*Task goal*
Find the lines holding "JSON" and copy them.

[Start of The input]

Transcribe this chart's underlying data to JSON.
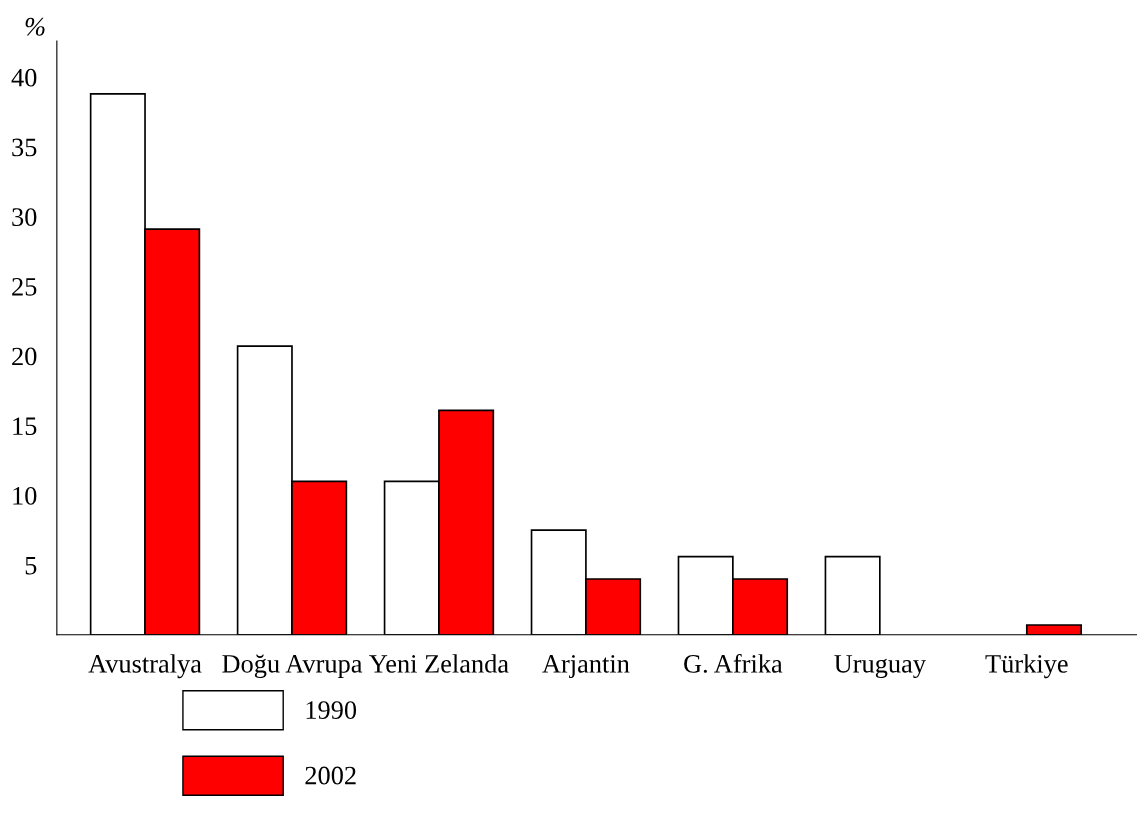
{
  "chart_data": {
    "type": "bar",
    "ylabel": "%",
    "categories": [
      "Avustralya",
      "Doğu Avrupa",
      "Yeni Zelanda",
      "Arjantin",
      "G. Afrika",
      "Uruguay",
      "Türkiye"
    ],
    "series": [
      {
        "name": "1990",
        "color": "#ffffff",
        "values": [
          38.8,
          20.7,
          11,
          7.5,
          5.6,
          5.6,
          null
        ]
      },
      {
        "name": "2002",
        "color": "#ff0000",
        "values": [
          29.1,
          11,
          16.1,
          4,
          4,
          null,
          0.7
        ]
      }
    ],
    "ylim": [
      0,
      42.6
    ],
    "yticks": [
      5,
      10,
      15,
      20,
      25,
      30,
      35,
      40
    ],
    "grid": false,
    "legend": "bottom left"
  }
}
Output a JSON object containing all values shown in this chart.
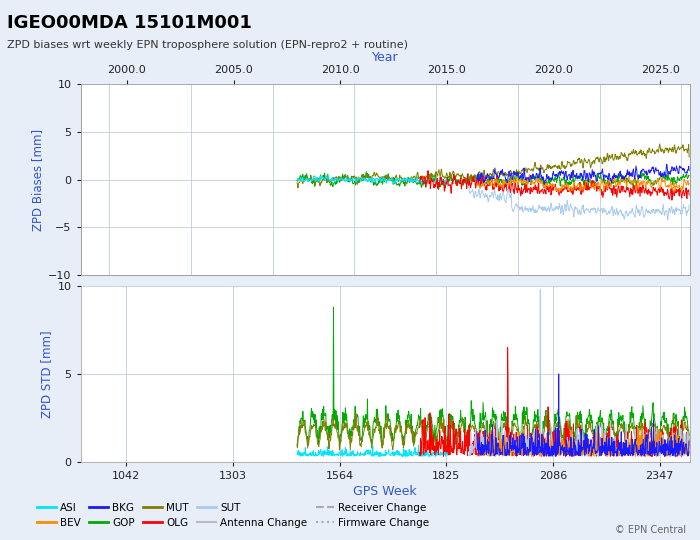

[End of The input]

*Worked answer*
Transcribe this chart's underlying data to JSON.
Output a JSON object containing all values shown in this chart.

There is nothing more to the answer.